[TASK GOAL]: Give the number of lines below that contain the word "text", and nothing else.

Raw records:
━━━━━━━━━━━━━━━━━━━━━━━━━━━━━━
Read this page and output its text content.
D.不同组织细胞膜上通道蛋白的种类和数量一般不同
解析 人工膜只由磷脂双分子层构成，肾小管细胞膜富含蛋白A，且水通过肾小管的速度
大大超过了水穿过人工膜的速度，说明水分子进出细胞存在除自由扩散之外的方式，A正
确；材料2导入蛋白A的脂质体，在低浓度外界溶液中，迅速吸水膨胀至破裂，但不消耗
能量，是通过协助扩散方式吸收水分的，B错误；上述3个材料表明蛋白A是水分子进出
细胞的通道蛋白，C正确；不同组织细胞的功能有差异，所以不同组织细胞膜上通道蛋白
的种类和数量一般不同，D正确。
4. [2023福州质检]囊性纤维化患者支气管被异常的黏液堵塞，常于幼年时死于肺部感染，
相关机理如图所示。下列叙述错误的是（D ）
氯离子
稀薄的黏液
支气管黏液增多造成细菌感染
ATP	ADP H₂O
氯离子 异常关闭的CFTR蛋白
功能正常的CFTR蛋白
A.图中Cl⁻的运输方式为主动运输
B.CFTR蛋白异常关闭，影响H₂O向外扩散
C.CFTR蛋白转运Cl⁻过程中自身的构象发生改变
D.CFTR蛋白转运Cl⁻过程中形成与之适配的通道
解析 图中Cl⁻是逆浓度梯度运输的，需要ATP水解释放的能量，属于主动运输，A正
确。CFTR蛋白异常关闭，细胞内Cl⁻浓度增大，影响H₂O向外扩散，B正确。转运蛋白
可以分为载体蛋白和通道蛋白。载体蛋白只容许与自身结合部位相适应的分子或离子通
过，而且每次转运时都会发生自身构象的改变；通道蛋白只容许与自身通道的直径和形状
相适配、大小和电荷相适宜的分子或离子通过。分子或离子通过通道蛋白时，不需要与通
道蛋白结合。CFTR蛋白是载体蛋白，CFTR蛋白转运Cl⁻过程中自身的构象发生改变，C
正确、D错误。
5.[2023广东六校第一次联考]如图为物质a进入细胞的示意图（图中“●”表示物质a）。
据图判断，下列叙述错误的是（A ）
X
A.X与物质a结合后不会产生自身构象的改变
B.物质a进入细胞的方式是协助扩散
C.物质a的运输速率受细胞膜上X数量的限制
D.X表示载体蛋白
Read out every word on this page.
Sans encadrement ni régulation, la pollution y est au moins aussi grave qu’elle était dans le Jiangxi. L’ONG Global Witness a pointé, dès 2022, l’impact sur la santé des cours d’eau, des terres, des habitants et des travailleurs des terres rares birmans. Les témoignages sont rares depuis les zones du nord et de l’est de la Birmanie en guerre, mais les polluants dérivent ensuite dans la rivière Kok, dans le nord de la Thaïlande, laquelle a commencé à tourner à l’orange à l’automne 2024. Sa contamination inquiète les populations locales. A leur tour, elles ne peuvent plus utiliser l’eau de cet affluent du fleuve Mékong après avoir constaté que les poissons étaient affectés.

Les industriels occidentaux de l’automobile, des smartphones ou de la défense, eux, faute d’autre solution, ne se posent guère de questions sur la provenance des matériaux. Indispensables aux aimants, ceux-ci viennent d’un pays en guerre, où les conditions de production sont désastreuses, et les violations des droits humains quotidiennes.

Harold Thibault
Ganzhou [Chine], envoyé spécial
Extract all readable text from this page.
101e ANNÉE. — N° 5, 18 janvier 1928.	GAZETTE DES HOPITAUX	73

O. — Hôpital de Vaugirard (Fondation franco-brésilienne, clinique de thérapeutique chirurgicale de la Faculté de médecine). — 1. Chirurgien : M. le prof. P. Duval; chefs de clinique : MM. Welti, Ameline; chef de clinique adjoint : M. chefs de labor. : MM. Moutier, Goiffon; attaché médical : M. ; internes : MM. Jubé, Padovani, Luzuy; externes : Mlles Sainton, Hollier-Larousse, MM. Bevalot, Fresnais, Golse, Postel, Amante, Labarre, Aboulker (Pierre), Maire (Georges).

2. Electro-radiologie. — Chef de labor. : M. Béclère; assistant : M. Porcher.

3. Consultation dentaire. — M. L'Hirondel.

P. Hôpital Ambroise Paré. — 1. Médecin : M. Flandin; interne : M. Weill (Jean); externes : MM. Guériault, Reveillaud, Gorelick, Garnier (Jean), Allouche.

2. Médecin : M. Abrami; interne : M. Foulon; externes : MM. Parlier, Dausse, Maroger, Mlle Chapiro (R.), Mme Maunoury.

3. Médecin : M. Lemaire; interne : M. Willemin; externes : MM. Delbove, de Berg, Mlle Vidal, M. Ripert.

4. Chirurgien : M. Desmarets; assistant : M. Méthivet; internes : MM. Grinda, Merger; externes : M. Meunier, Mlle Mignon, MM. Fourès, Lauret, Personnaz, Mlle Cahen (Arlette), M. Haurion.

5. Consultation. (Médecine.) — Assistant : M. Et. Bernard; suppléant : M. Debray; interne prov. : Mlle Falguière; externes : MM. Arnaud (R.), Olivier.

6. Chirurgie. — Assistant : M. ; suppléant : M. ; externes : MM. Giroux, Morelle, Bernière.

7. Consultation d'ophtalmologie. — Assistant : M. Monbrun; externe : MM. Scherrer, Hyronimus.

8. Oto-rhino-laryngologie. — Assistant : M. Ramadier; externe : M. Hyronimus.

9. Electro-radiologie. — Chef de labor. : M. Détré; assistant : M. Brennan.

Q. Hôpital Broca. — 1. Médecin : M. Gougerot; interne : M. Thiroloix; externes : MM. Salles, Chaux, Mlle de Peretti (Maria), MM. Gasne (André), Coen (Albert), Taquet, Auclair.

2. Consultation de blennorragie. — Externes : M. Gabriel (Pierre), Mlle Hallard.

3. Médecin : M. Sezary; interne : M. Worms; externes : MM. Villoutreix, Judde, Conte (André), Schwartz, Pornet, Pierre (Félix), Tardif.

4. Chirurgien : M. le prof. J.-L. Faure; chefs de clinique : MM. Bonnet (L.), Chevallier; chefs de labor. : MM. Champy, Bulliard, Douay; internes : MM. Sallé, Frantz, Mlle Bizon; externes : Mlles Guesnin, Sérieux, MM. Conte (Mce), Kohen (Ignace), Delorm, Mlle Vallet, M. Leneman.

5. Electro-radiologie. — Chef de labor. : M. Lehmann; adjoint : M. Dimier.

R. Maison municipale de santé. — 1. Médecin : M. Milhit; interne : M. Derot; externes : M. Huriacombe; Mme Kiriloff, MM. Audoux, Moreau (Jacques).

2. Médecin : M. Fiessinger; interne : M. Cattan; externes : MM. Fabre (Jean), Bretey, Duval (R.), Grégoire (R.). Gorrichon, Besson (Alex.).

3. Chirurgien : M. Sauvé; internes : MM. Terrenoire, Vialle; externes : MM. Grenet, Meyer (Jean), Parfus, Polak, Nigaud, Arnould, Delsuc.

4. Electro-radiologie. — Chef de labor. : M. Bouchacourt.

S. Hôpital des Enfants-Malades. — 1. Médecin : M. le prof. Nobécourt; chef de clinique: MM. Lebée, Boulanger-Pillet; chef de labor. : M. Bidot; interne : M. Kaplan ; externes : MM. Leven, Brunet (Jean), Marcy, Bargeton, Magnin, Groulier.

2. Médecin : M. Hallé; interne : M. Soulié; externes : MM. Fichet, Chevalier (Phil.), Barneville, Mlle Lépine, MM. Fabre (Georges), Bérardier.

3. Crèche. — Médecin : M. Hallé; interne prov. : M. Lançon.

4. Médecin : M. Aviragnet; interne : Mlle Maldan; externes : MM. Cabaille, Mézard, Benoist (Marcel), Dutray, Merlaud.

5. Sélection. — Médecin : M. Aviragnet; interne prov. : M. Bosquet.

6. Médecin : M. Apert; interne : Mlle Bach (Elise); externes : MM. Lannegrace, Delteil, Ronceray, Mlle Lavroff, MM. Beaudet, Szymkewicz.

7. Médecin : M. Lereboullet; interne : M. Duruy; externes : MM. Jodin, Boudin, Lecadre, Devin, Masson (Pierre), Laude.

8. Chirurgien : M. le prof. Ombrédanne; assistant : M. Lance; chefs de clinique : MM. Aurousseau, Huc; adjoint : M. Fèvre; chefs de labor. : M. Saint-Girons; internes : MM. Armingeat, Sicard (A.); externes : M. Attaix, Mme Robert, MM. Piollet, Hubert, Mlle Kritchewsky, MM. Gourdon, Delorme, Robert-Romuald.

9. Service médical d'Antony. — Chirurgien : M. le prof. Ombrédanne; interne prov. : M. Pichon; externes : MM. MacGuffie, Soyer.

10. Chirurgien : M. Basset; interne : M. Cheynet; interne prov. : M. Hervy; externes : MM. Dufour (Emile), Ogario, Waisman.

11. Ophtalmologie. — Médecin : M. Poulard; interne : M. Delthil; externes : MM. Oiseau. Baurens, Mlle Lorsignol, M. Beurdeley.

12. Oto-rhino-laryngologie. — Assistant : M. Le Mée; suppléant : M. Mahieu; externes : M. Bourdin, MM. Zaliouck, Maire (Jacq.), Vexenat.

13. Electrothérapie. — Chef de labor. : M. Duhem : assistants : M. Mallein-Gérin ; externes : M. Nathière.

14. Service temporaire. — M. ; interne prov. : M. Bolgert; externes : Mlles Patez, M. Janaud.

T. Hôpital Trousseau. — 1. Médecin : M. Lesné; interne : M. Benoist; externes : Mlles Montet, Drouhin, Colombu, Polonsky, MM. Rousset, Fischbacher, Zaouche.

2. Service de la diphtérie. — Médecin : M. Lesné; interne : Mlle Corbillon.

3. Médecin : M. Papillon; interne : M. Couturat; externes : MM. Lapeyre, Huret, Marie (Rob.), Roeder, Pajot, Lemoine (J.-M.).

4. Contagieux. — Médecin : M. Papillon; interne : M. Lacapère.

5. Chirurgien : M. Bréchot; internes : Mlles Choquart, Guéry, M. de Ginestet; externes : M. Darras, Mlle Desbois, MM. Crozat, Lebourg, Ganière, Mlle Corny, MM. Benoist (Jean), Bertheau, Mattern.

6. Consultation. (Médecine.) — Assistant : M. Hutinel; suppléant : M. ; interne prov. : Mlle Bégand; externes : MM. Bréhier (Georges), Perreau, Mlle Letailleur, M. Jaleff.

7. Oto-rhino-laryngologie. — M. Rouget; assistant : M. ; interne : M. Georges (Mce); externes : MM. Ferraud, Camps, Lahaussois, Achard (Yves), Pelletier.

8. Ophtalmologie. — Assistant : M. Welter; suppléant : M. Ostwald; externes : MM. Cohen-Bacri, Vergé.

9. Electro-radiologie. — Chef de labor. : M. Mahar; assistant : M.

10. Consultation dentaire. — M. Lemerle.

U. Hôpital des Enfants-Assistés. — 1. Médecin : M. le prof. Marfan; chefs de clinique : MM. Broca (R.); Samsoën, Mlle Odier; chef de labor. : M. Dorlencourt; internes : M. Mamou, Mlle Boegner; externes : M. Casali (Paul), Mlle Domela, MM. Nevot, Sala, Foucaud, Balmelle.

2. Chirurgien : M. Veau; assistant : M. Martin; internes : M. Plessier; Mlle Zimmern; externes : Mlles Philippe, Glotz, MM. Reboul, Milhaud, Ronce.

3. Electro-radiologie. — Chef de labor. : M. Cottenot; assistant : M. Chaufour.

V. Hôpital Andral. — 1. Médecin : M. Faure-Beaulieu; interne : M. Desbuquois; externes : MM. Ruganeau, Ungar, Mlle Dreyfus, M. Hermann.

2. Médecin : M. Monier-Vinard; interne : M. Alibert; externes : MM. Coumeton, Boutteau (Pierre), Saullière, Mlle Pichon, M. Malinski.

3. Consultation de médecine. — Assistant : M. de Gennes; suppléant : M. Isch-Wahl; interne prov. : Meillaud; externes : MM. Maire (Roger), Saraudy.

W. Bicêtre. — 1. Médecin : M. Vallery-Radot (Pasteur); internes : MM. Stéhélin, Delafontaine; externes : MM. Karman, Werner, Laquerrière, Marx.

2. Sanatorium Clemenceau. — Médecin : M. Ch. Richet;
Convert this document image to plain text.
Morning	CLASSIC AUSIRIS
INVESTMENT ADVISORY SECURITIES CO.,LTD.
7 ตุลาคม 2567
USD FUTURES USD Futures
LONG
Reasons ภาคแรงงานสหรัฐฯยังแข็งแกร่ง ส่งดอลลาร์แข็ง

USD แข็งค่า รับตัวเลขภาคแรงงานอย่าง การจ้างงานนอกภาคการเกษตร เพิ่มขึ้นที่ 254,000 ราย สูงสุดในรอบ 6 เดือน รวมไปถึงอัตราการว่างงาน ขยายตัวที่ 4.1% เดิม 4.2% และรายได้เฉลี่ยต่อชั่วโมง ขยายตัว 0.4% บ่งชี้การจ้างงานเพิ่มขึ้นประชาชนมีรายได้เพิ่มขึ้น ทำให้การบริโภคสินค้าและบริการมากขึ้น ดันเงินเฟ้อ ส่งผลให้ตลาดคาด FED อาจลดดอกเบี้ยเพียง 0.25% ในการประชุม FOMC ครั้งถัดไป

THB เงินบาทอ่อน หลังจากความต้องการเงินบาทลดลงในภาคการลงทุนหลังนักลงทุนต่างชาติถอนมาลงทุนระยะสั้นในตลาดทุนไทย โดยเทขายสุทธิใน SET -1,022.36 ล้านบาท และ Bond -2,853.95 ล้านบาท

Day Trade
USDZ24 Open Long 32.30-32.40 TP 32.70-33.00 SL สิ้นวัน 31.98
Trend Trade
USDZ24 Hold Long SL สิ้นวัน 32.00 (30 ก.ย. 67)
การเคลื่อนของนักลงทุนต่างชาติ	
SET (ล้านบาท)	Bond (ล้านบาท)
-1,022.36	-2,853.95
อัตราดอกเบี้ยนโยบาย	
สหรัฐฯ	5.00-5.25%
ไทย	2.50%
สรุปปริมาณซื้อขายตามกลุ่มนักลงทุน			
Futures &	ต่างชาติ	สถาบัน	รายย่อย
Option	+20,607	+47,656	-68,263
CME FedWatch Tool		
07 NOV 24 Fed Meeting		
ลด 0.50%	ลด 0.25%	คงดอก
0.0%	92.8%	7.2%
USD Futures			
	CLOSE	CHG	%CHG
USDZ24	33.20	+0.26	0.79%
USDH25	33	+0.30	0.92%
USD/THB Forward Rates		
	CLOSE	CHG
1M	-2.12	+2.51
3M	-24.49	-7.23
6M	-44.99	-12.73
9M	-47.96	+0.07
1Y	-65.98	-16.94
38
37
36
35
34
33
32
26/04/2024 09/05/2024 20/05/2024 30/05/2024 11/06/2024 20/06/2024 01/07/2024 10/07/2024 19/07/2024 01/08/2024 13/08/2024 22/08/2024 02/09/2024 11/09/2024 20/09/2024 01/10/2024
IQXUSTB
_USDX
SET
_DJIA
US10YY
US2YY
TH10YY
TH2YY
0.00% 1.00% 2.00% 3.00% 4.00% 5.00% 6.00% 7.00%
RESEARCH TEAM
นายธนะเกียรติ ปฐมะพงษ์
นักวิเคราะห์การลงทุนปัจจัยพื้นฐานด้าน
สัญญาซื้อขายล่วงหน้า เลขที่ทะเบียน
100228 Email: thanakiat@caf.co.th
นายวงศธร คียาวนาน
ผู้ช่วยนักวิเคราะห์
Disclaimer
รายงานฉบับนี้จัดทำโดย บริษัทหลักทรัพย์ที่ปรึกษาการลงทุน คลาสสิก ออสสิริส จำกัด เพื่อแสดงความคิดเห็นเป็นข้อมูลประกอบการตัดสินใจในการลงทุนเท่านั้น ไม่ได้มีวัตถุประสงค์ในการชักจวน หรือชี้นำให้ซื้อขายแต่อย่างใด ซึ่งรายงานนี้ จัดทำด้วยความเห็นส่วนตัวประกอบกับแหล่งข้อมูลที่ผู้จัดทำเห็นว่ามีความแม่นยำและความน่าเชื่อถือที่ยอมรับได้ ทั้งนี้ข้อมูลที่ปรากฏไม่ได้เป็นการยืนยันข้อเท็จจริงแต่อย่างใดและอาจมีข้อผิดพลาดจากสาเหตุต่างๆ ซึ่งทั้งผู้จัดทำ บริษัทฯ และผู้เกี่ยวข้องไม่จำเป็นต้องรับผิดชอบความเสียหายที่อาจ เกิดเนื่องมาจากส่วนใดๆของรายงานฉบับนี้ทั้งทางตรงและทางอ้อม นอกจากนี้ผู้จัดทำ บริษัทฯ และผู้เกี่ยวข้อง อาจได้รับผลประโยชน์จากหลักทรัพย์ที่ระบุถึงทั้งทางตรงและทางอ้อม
━━━━━━━━━━━━━━━━━━━━━━━━━━━━━━
[WRITTEN ANSWER]: 3